-- BEGIN Dataset entries --

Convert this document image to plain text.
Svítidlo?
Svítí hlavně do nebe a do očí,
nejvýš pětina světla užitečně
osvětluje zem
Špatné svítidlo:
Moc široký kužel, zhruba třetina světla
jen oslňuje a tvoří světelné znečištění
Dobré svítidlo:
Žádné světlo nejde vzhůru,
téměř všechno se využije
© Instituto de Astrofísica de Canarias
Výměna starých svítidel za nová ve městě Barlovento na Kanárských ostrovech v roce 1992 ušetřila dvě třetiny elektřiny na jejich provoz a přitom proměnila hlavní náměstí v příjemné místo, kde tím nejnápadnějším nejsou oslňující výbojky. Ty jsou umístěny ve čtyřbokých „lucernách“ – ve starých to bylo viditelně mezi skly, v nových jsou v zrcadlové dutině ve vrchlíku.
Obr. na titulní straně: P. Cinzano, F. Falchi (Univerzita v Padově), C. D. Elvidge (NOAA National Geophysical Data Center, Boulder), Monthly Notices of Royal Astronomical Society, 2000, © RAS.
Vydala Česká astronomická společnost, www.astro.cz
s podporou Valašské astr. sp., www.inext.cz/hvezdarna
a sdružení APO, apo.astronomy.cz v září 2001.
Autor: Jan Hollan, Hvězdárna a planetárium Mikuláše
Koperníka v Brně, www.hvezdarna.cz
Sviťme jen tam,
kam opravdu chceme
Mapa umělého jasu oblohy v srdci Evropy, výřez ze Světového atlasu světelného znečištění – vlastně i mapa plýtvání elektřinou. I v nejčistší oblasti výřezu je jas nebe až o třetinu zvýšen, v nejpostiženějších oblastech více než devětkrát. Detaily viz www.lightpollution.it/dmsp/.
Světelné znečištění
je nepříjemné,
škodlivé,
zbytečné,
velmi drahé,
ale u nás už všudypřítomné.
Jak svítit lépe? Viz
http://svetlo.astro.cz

-- END Dataset entries --

**Given request:** Extract all the material, leaving every line as it is.

**Answer in full:**
Convert this document image to plain text.
Svítidlo?
Svítí hlavně do nebe a do očí,
nejvýš pětina světla užitečně
osvětluje zem
Špatné svítidlo:
Moc široký kužel, zhruba třetina světla
jen oslňuje a tvoří světelné znečištění
Dobré svítidlo:
Žádné světlo nejde vzhůru,
téměř všechno se využije
© Instituto de Astrofísica de Canarias
Výměna starých svítidel za nová ve městě Barlovento na Kanárských ostrovech v roce 1992 ušetřila dvě třetiny elektřiny na jejich provoz a přitom proměnila hlavní náměstí v příjemné místo, kde tím nejnápadnějším nejsou oslňující výbojky. Ty jsou umístěny ve čtyřbokých „lucernách“ – ve starých to bylo viditelně mezi skly, v nových jsou v zrcadlové dutině ve vrchlíku.
Obr. na titulní straně: P. Cinzano, F. Falchi (Univerzita v Padově), C. D. Elvidge (NOAA National Geophysical Data Center, Boulder), Monthly Notices of Royal Astronomical Society, 2000, © RAS.
Vydala Česká astronomická společnost, www.astro.cz
s podporou Valašské astr. sp., www.inext.cz/hvezdarna
a sdružení APO, apo.astronomy.cz v září 2001.
Autor: Jan Hollan, Hvězdárna a planetárium Mikuláše
Koperníka v Brně, www.hvezdarna.cz
Sviťme jen tam,
kam opravdu chceme
Mapa umělého jasu oblohy v srdci Evropy, výřez ze Světového atlasu světelného znečištění – vlastně i mapa plýtvání elektřinou. I v nejčistší oblasti výřezu je jas nebe až o třetinu zvýšen, v nejpostiženějších oblastech více než devětkrát. Detaily viz www.lightpollution.it/dmsp/.
Světelné znečištění
je nepříjemné,
škodlivé,
zbytečné,
velmi drahé,
ale u nás už všudypřítomné.
Jak svítit lépe? Viz
http://svetlo.astro.cz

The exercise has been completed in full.